DIRECTIONS FOR THIS TASK | Could you rewrite the paragraph in the MongoDB search thread that begins "First to dispel the myth" more briefly, keeping its main facts?

SUPPLIED TEXT |
——

So the query is for the keyword “trumpet” this happens in a subdocument called deos.text. In my projection I have deos listed, and so I get all the deos back, including multiple ‘trumpets’, ‘trampets’ and so on, but I cannot find a way to get the _id of the record where there was the initial hit in the $search.

Please help. To get the _id of the document where the $search found a hit should be elementary.

First to dispel the myth that best way is to embed sub-documents - this is entirely dependent on the use case / workload. Data modeling and schema design in MongoDB are based on the details of how it works internally and what’s needed from the aggregation pipeline. With search, the main collection documents are what are ultimately matched and returned - not sub-documents independently. Consider making deos sub-documents their own collection and searching those instead - what would that look like scale-wise, aggregation pipeline-wise, performance-wise?

From your query, I’m deducing you’re using the document type for deos sub-documents. Could you share your index configuration too?

——

PROVIDED DATA |
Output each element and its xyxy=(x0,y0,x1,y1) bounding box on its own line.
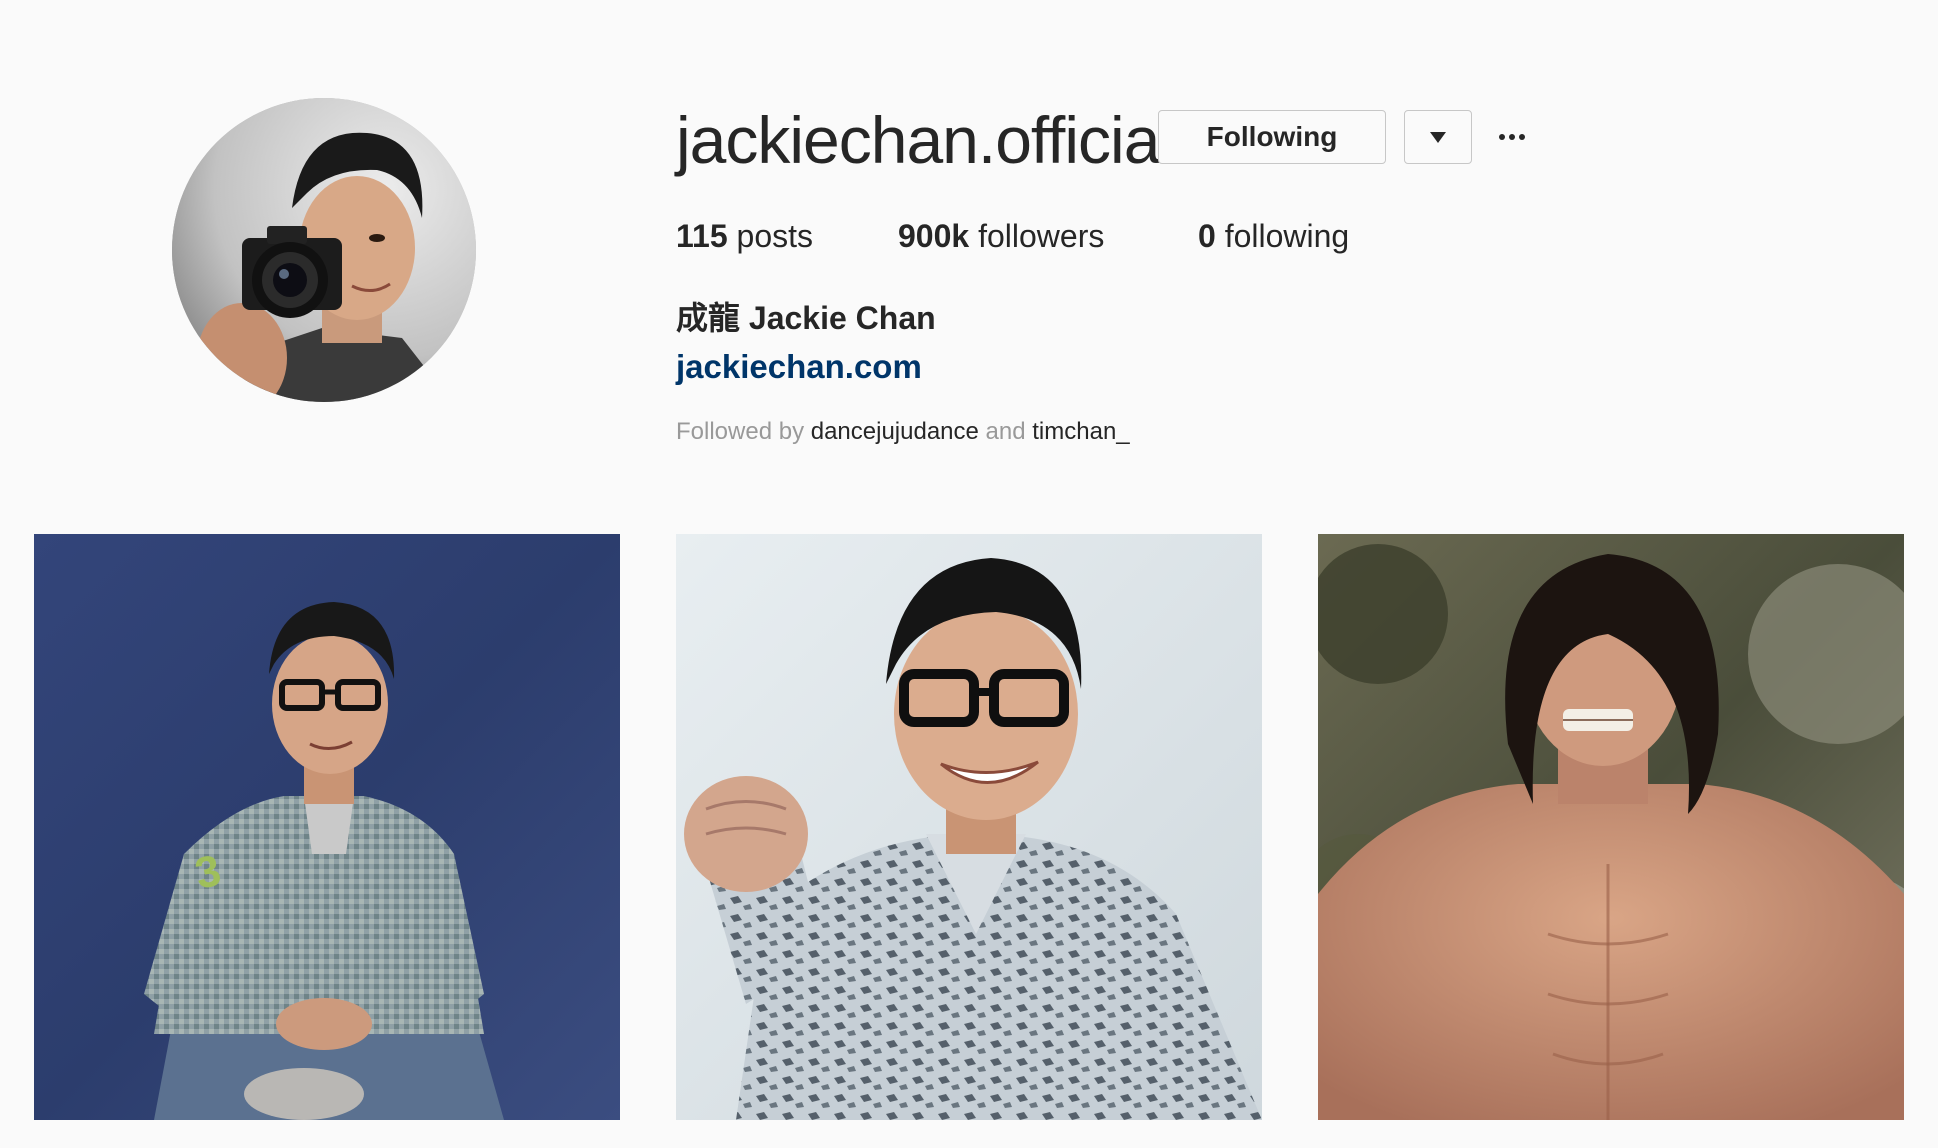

——

RESULT | Embedding sub-documents isn't always best. It depends on the use case and workload. MongoDB data modeling and schema design rest on how MongoDB works internally and on what the aggregation pipeline needs. Search matches and returns main collection documents, not sub-documents on their own. One option is to move the deos sub-documents into their own collection and search that instead, weighing how it would affect scale, the aggregation pipeline and performance.